[Extracted data entries]
################

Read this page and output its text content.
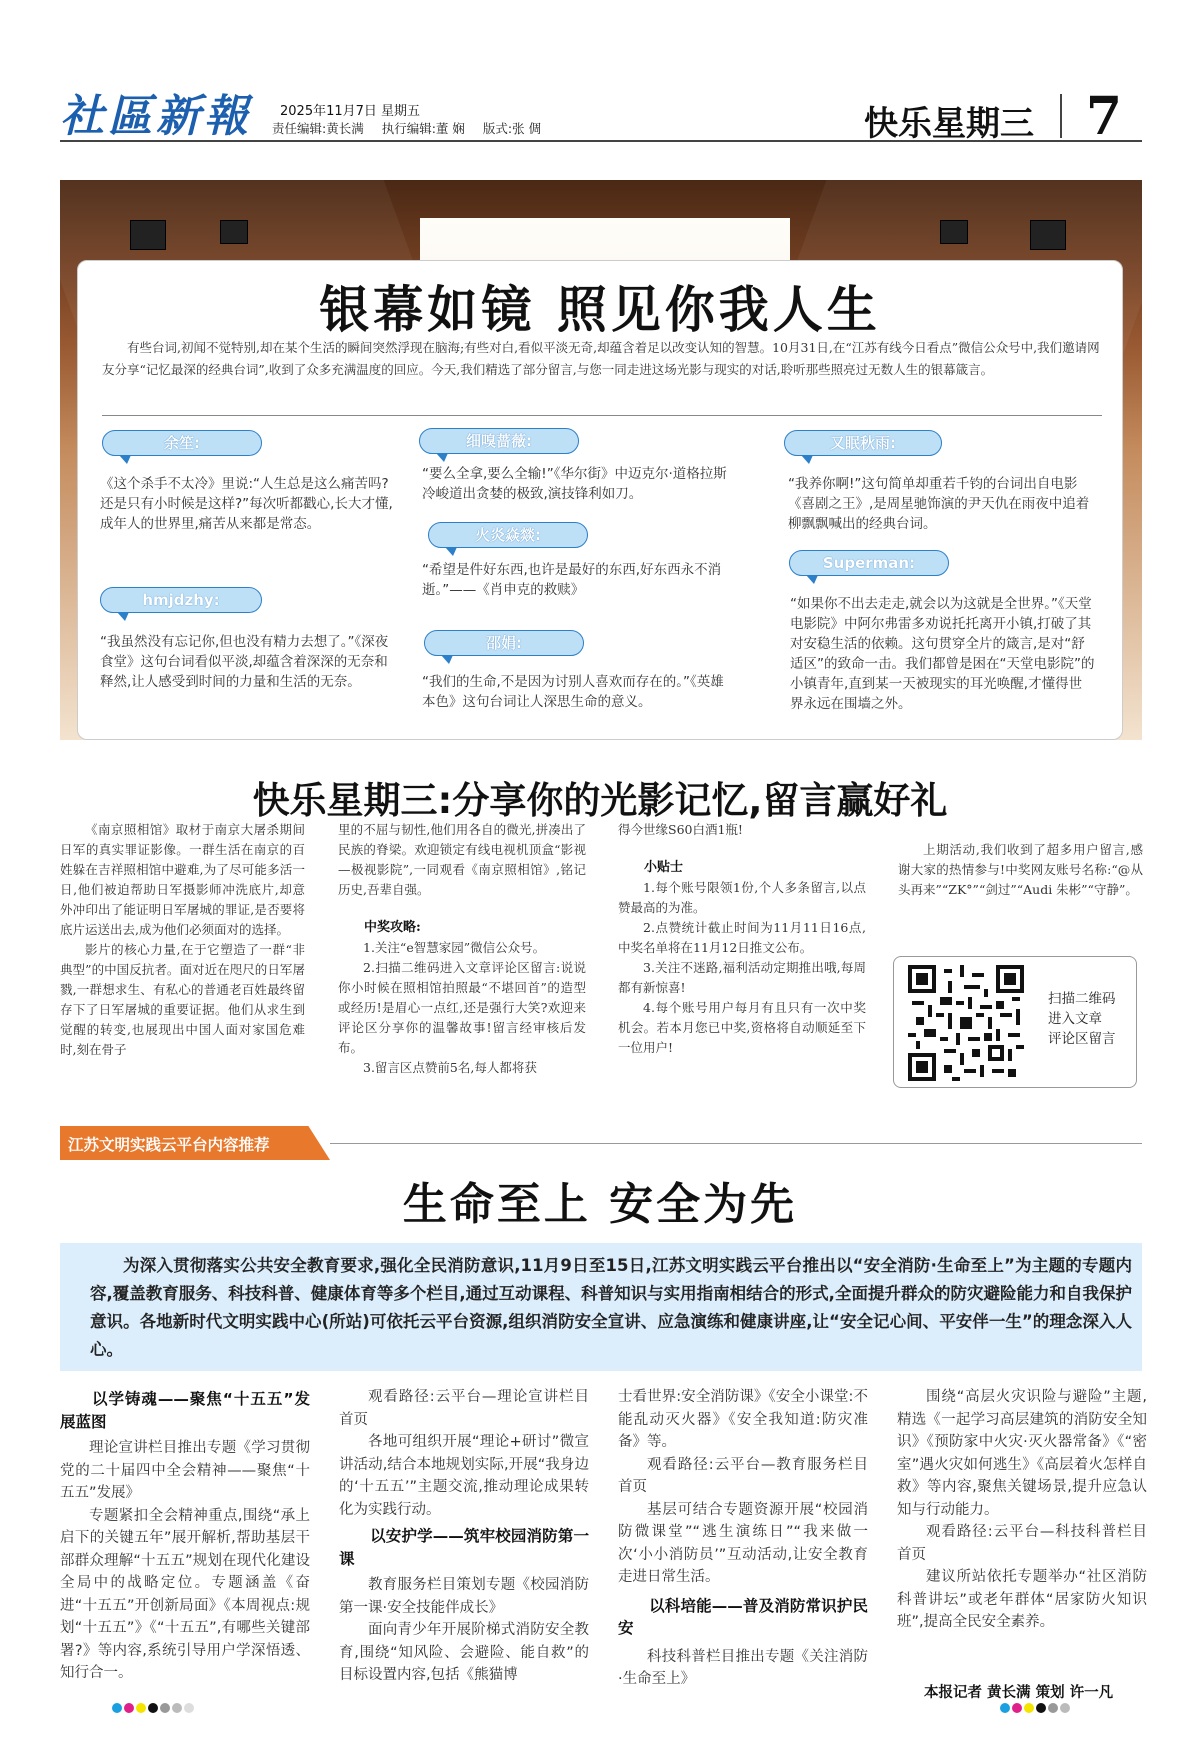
社區新報 2025年11月7日 星期五
责任编辑:黄长满 执行编辑:董 娴 版式:张 倜	快乐星期三 7
银幕如镜 照见你我人生
有些台词,初闻不觉特别,却在某个生活的瞬间突然浮现在脑海;有些对白,看似平淡无奇,却蕴含着足以改变认知的智慧。10月31日,在“江苏有线今日看点”微信公众号中,我们邀请网友分享“记忆最深的经典台词”,收到了众多充满温度的回应。今天,我们精选了部分留言,与您一同走进这场光影与现实的对话,聆听那些照亮过无数人生的银幕箴言。
余笙:
《这个杀手不太冷》里说:“人生总是这么痛苦吗?还是只有小时候是这样?”每次听都戳心,长大才懂,成年人的世界里,痛苦从来都是常态。
hmjdzhy:
“我虽然没有忘记你,但也没有精力去想了。”《深夜食堂》这句台词看似平淡,却蕴含着深深的无奈和释然,让人感受到时间的力量和生活的无奈。
细嗅蔷薇:
“要么全拿,要么全输!”《华尔街》中迈克尔·道格拉斯冷峻道出贪婪的极致,演技锋利如刀。
火炎焱燚:
“希望是件好东西,也许是最好的东西,好东西永不消逝。”——《肖申克的救赎》
邵娟:
“我们的生命,不是因为讨别人喜欢而存在的。”《英雄本色》这句台词让人深思生命的意义。
又眠秋雨:
“我养你啊!”这句简单却重若千钧的台词出自电影《喜剧之王》,是周星驰饰演的尹天仇在雨夜中追着柳飘飘喊出的经典台词。
Superman:
“如果你不出去走走,就会以为这就是全世界。”《天堂电影院》中阿尔弗雷多劝说托托离开小镇,打破了其对安稳生活的依赖。这句贯穿全片的箴言,是对“舒适区”的致命一击。我们都曾是困在“天堂电影院”的小镇青年,直到某一天被现实的耳光唤醒,才懂得世界永远在围墙之外。
快乐星期三:分享你的光影记忆,留言赢好礼

《南京照相馆》取材于南京大屠杀期间日军的真实罪证影像。一群生活在南京的百姓躲在吉祥照相馆中避难,为了尽可能多活一日,他们被迫帮助日军摄影师冲洗底片,却意外冲印出了能证明日军屠城的罪证,是否要将底片运送出去,成为他们必须面对的选择。

影片的核心力量,在于它塑造了一群“非典型”的中国反抗者。面对近在咫尺的日军屠戮,一群想求生、有私心的普通老百姓最终留存下了日军屠城的重要证据。他们从求生到觉醒的转变,也展现出中国人面对家国危难时,刻在骨子

里的不屈与韧性,他们用各自的微光,拼凑出了民族的脊梁。欢迎锁定有线电视机顶盒“影视—极视影院”,一同观看《南京照相馆》,铭记历史,吾辈自强。

中奖攻略:

1.关注“e智慧家园”微信公众号。

2.扫描二维码进入文章评论区留言:说说你小时候在照相馆拍照最“不堪回首”的造型或经历!是眉心一点红,还是强行大笑?欢迎来评论区分享你的温馨故事!留言经审核后发布。

3.留言区点赞前5名,每人都将获

得今世缘S60白酒1瓶!

小贴士

1.每个账号限领1份,个人多条留言,以点赞最高的为准。

2.点赞统计截止时间为11月11日16点,中奖名单将在11月12日推文公布。

3.关注不迷路,福利活动定期推出哦,每周都有新惊喜!

4.每个账号用户每月有且只有一次中奖机会。若本月您已中奖,资格将自动顺延至下一位用户!

上期活动,我们收到了超多用户留言,感谢大家的热情参与!中奖网友账号名称:“@从头再来”“ZK°”“剑过”“Audi 朱彬”“守静”。

扫描二维码
进入文章
评论区留言
江苏文明实践云平台内容推荐
生命至上 安全为先
为深入贯彻落实公共安全教育要求,强化全民消防意识,11月9日至15日,江苏文明实践云平台推出以“安全消防·生命至上”为主题的专题内容,覆盖教育服务、科技科普、健康体育等多个栏目,通过互动课程、科普知识与实用指南相结合的形式,全面提升群众的防灾避险能力和自我保护意识。各地新时代文明实践中心(所站)可依托云平台资源,组织消防安全宣讲、应急演练和健康讲座,让“安全记心间、平安伴一生”的理念深入人心。
以学铸魂——聚焦“十五五”发展蓝图

理论宣讲栏目推出专题《学习贯彻党的二十届四中全会精神——聚焦“十五五”发展》

专题紧扣全会精神重点,围绕“承上启下的关键五年”展开解析,帮助基层干部群众理解“十五五”规划在现代化建设全局中的战略定位。专题涵盖《奋进“十五五”开创新局面》《本周视点:规划“十五五”》《“十五五”,有哪些关键部署?》等内容,系统引导用户学深悟透、知行合一。

观看路径:云平台—理论宣讲栏目首页

各地可组织开展“理论+研讨”微宣讲活动,结合本地规划实际,开展“我身边的‘十五五’”主题交流,推动理论成果转化为实践行动。

以安护学——筑牢校园消防第一课

教育服务栏目策划专题《校园消防第一课·安全技能伴成长》

面向青少年开展阶梯式消防安全教育,围绕“知风险、会避险、能自救”的目标设置内容,包括《熊猫博

士看世界:安全消防课》《安全小课堂:不能乱动灭火器》《安全我知道:防灾准备》等。

观看路径:云平台—教育服务栏目首页

基层可结合专题资源开展“校园消防微课堂”“逃生演练日”“我来做一次‘小小消防员’”互动活动,让安全教育走进日常生活。

以科培能——普及消防常识护民安

科技科普栏目推出专题《关注消防·生命至上》

围绕“高层火灾识险与避险”主题,精选《一起学习高层建筑的消防安全知识》《预防家中火灾·灭火器常备》《“密室”遇火灾如何逃生》《高层着火怎样自救》等内容,聚焦关键场景,提升应急认知与行动能力。

观看路径:云平台—科技科普栏目首页

建议所站依托专题举办“社区消防科普讲坛”或老年群体“居家防火知识班”,提高全民安全素养。

本报记者 黄长满 策划 许一凡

################

Work to do
Transcribe the records above exactly, leaving out every picture.

Solution to the exercise
Read this page and output its text content.
社區新報 2025年11月7日 星期五
责任编辑:黄长满 执行编辑:董 娴 版式:张 倜	快乐星期三 7
银幕如镜 照见你我人生
有些台词,初闻不觉特别,却在某个生活的瞬间突然浮现在脑海;有些对白,看似平淡无奇,却蕴含着足以改变认知的智慧。10月31日,在“江苏有线今日看点”微信公众号中,我们邀请网友分享“记忆最深的经典台词”,收到了众多充满温度的回应。今天,我们精选了部分留言,与您一同走进这场光影与现实的对话,聆听那些照亮过无数人生的银幕箴言。
余笙:
《这个杀手不太冷》里说:“人生总是这么痛苦吗?还是只有小时候是这样?”每次听都戳心,长大才懂,成年人的世界里,痛苦从来都是常态。
hmjdzhy:
“我虽然没有忘记你,但也没有精力去想了。”《深夜食堂》这句台词看似平淡,却蕴含着深深的无奈和释然,让人感受到时间的力量和生活的无奈。
细嗅蔷薇:
“要么全拿,要么全输!”《华尔街》中迈克尔·道格拉斯冷峻道出贪婪的极致,演技锋利如刀。
火炎焱燚:
“希望是件好东西,也许是最好的东西,好东西永不消逝。”——《肖申克的救赎》
邵娟:
“我们的生命,不是因为讨别人喜欢而存在的。”《英雄本色》这句台词让人深思生命的意义。
又眠秋雨:
“我养你啊!”这句简单却重若千钧的台词出自电影《喜剧之王》,是周星驰饰演的尹天仇在雨夜中追着柳飘飘喊出的经典台词。
Superman:
“如果你不出去走走,就会以为这就是全世界。”《天堂电影院》中阿尔弗雷多劝说托托离开小镇,打破了其对安稳生活的依赖。这句贯穿全片的箴言,是对“舒适区”的致命一击。我们都曾是困在“天堂电影院”的小镇青年,直到某一天被现实的耳光唤醒,才懂得世界永远在围墙之外。
快乐星期三:分享你的光影记忆,留言赢好礼

《南京照相馆》取材于南京大屠杀期间日军的真实罪证影像。一群生活在南京的百姓躲在吉祥照相馆中避难,为了尽可能多活一日,他们被迫帮助日军摄影师冲洗底片,却意外冲印出了能证明日军屠城的罪证,是否要将底片运送出去,成为他们必须面对的选择。

影片的核心力量,在于它塑造了一群“非典型”的中国反抗者。面对近在咫尺的日军屠戮,一群想求生、有私心的普通老百姓最终留存下了日军屠城的重要证据。他们从求生到觉醒的转变,也展现出中国人面对家国危难时,刻在骨子

里的不屈与韧性,他们用各自的微光,拼凑出了民族的脊梁。欢迎锁定有线电视机顶盒“影视—极视影院”,一同观看《南京照相馆》,铭记历史,吾辈自强。

中奖攻略:

1.关注“e智慧家园”微信公众号。

2.扫描二维码进入文章评论区留言:说说你小时候在照相馆拍照最“不堪回首”的造型或经历!是眉心一点红,还是强行大笑?欢迎来评论区分享你的温馨故事!留言经审核后发布。

3.留言区点赞前5名,每人都将获

得今世缘S60白酒1瓶!

小贴士

1.每个账号限领1份,个人多条留言,以点赞最高的为准。

2.点赞统计截止时间为11月11日16点,中奖名单将在11月12日推文公布。

3.关注不迷路,福利活动定期推出哦,每周都有新惊喜!

4.每个账号用户每月有且只有一次中奖机会。若本月您已中奖,资格将自动顺延至下一位用户!

上期活动,我们收到了超多用户留言,感谢大家的热情参与!中奖网友账号名称:“@从头再来”“ZK°”“剑过”“Audi 朱彬”“守静”。

扫描二维码
进入文章
评论区留言
江苏文明实践云平台内容推荐
生命至上 安全为先
为深入贯彻落实公共安全教育要求,强化全民消防意识,11月9日至15日,江苏文明实践云平台推出以“安全消防·生命至上”为主题的专题内容,覆盖教育服务、科技科普、健康体育等多个栏目,通过互动课程、科普知识与实用指南相结合的形式,全面提升群众的防灾避险能力和自我保护意识。各地新时代文明实践中心(所站)可依托云平台资源,组织消防安全宣讲、应急演练和健康讲座,让“安全记心间、平安伴一生”的理念深入人心。
以学铸魂——聚焦“十五五”发展蓝图

理论宣讲栏目推出专题《学习贯彻党的二十届四中全会精神——聚焦“十五五”发展》

专题紧扣全会精神重点,围绕“承上启下的关键五年”展开解析,帮助基层干部群众理解“十五五”规划在现代化建设全局中的战略定位。专题涵盖《奋进“十五五”开创新局面》《本周视点:规划“十五五”》《“十五五”,有哪些关键部署?》等内容,系统引导用户学深悟透、知行合一。

观看路径:云平台—理论宣讲栏目首页

各地可组织开展“理论+研讨”微宣讲活动,结合本地规划实际,开展“我身边的‘十五五’”主题交流,推动理论成果转化为实践行动。

以安护学——筑牢校园消防第一课

教育服务栏目策划专题《校园消防第一课·安全技能伴成长》

面向青少年开展阶梯式消防安全教育,围绕“知风险、会避险、能自救”的目标设置内容,包括《熊猫博

士看世界:安全消防课》《安全小课堂:不能乱动灭火器》《安全我知道:防灾准备》等。

观看路径:云平台—教育服务栏目首页

基层可结合专题资源开展“校园消防微课堂”“逃生演练日”“我来做一次‘小小消防员’”互动活动,让安全教育走进日常生活。

以科培能——普及消防常识护民安

科技科普栏目推出专题《关注消防·生命至上》

围绕“高层火灾识险与避险”主题,精选《一起学习高层建筑的消防安全知识》《预防家中火灾·灭火器常备》《“密室”遇火灾如何逃生》《高层着火怎样自救》等内容,聚焦关键场景,提升应急认知与行动能力。

观看路径:云平台—科技科普栏目首页

建议所站依托专题举办“社区消防科普讲坛”或老年群体“居家防火知识班”,提高全民安全素养。

本报记者 黄长满 策划 许一凡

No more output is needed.